**Input data:**
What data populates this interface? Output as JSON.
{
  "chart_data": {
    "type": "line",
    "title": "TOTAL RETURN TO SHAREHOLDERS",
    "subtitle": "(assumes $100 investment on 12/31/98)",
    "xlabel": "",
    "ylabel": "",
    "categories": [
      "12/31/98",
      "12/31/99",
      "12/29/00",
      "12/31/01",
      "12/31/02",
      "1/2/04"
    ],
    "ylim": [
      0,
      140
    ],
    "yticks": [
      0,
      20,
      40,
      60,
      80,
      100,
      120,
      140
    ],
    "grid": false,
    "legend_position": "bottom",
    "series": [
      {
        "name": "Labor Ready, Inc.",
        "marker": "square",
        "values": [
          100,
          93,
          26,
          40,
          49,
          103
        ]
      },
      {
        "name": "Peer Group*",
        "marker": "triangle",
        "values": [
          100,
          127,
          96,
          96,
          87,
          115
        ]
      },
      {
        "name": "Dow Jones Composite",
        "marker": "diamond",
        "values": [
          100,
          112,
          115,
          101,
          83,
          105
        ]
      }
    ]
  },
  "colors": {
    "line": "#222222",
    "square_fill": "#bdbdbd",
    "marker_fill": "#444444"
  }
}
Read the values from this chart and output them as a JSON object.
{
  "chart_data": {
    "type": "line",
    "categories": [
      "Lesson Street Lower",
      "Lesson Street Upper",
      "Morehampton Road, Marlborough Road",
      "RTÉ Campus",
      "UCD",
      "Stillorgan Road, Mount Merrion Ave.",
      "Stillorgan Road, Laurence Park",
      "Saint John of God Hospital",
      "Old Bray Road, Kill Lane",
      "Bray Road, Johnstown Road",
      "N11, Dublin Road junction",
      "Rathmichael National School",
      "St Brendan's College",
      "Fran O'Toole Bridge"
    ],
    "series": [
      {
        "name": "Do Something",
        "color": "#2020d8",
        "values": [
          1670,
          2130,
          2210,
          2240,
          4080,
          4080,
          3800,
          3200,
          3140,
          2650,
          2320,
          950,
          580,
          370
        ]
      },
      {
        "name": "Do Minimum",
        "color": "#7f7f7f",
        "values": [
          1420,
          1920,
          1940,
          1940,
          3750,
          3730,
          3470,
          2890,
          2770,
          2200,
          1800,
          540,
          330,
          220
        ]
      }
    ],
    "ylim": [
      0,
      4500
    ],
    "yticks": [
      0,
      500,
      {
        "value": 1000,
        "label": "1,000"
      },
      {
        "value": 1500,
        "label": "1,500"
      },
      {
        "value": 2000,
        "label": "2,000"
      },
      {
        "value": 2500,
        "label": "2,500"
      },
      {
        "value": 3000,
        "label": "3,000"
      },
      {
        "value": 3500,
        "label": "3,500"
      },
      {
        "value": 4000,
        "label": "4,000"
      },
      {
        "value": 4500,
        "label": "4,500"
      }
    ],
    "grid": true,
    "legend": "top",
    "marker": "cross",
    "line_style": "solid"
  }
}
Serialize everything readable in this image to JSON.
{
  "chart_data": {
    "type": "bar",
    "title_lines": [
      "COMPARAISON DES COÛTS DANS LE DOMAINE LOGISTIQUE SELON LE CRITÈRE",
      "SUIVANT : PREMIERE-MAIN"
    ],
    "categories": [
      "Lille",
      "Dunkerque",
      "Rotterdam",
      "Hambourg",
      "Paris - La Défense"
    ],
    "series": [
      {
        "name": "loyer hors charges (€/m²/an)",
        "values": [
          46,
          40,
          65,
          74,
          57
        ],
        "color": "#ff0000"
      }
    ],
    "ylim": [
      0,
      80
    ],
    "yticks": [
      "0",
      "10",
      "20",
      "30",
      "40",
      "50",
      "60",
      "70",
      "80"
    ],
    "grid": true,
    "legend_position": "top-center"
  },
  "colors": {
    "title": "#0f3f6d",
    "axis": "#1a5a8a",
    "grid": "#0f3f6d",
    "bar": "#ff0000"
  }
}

**Work to do:**
Every line from the one containing "Serialize everything readable" through the last line of the entries must be written out verbatim, and no other line.

**Answer:**
Serialize everything readable in this image to JSON.
{
  "chart_data": {
    "type": "bar",
    "title_lines": [
      "COMPARAISON DES COÛTS DANS LE DOMAINE LOGISTIQUE SELON LE CRITÈRE",
      "SUIVANT : PREMIERE-MAIN"
    ],
    "categories": [
      "Lille",
      "Dunkerque",
      "Rotterdam",
      "Hambourg",
      "Paris - La Défense"
    ],
    "series": [
      {
        "name": "loyer hors charges (€/m²/an)",
        "values": [
          46,
          40,
          65,
          74,
          57
        ],
        "color": "#ff0000"
      }
    ],
    "ylim": [
      0,
      80
    ],
    "yticks": [
      "0",
      "10",
      "20",
      "30",
      "40",
      "50",
      "60",
      "70",
      "80"
    ],
    "grid": true,
    "legend_position": "top-center"
  },
  "colors": {
    "title": "#0f3f6d",
    "axis": "#1a5a8a",
    "grid": "#0f3f6d",
    "bar": "#ff0000"
  }
}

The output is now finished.